Copy every line that holds "transfer".

(Data extracted from a collection)
┄┄┄┄┄┄┄┄┄┄

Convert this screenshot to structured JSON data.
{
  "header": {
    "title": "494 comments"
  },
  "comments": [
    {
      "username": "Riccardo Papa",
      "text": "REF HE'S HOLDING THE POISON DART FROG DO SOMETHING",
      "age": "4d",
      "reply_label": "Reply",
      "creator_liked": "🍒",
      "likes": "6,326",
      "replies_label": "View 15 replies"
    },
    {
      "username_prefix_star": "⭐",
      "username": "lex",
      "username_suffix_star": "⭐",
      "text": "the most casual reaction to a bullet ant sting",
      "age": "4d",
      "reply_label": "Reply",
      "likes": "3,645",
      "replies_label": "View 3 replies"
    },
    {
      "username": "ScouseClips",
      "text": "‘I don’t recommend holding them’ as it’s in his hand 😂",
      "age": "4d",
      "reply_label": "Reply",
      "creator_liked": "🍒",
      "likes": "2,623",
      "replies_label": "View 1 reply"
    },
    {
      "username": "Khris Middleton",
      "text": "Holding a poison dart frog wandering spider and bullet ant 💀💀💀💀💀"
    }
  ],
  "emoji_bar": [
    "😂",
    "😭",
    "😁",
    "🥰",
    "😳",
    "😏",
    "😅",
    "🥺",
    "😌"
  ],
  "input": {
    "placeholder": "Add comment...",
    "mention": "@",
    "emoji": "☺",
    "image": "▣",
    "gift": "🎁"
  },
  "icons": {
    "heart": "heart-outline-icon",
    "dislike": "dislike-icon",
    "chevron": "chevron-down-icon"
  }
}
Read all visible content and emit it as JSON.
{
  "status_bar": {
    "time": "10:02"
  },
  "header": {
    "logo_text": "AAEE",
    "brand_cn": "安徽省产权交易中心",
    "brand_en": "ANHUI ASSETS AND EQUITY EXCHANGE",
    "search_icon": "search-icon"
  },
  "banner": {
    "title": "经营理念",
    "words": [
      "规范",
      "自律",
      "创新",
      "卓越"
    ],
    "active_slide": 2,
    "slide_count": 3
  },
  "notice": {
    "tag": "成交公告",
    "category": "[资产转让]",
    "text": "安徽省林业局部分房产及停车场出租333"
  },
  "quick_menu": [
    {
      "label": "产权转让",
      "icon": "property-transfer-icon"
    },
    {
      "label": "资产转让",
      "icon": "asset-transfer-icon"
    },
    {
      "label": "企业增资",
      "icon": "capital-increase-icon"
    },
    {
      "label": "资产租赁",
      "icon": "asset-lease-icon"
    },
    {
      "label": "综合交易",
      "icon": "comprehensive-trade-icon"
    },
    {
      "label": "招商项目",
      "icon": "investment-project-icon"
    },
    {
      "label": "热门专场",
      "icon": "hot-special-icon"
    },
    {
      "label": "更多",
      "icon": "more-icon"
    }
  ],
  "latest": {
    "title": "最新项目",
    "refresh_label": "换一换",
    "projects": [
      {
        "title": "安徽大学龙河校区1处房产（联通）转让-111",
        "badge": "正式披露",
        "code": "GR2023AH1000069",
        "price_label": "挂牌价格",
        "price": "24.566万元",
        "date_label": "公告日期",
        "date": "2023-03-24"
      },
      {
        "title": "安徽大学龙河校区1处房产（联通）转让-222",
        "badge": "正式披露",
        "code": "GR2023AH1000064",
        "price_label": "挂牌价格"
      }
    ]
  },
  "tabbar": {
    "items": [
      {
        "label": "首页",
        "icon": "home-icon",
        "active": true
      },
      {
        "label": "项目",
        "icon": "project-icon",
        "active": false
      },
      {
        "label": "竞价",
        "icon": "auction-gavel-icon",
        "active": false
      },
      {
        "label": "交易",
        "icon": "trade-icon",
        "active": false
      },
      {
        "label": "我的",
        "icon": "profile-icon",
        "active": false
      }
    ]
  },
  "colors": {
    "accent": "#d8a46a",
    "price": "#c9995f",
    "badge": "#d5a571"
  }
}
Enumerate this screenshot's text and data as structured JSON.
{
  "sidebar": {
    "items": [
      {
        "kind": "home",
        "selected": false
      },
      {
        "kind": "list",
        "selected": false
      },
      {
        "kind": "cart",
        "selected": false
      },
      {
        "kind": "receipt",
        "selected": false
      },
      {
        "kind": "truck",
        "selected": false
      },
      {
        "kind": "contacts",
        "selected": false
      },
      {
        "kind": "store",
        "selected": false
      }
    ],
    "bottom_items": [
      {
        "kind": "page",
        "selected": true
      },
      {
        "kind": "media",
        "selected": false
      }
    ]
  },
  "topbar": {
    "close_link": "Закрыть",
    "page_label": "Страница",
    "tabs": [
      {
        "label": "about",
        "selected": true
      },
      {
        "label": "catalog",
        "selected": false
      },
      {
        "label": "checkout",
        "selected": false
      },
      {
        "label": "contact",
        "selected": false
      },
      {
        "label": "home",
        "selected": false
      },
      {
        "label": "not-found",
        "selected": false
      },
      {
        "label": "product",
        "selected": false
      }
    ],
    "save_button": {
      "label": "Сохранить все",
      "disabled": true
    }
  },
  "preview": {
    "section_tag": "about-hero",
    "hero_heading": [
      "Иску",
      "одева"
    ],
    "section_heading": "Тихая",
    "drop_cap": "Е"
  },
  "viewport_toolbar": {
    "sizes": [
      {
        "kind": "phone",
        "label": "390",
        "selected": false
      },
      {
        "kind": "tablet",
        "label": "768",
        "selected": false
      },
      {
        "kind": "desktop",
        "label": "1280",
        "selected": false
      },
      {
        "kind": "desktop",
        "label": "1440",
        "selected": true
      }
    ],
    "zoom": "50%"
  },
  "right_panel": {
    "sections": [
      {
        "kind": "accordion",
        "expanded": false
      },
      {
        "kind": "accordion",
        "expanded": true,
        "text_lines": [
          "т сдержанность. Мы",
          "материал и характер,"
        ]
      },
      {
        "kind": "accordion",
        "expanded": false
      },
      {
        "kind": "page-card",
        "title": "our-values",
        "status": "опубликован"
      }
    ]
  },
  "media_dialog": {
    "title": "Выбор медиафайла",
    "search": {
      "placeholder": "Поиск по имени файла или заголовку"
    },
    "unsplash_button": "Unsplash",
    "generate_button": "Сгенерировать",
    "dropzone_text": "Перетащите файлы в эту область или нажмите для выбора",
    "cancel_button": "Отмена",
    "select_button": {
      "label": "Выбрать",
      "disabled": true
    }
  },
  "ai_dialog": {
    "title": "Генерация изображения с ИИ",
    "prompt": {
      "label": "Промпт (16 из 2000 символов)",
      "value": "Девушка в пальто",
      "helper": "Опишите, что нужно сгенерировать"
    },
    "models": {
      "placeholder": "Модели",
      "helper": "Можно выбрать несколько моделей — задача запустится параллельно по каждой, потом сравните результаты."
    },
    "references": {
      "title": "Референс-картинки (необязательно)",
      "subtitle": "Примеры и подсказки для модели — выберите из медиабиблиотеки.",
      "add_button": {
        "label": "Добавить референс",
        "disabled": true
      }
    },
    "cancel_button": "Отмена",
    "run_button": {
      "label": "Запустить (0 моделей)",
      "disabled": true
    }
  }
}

┄┄┄┄┄┄┄┄┄┄

▸ TASK SOLUTION:
      "icon": "property-transfer-icon"
      "icon": "asset-transfer-icon"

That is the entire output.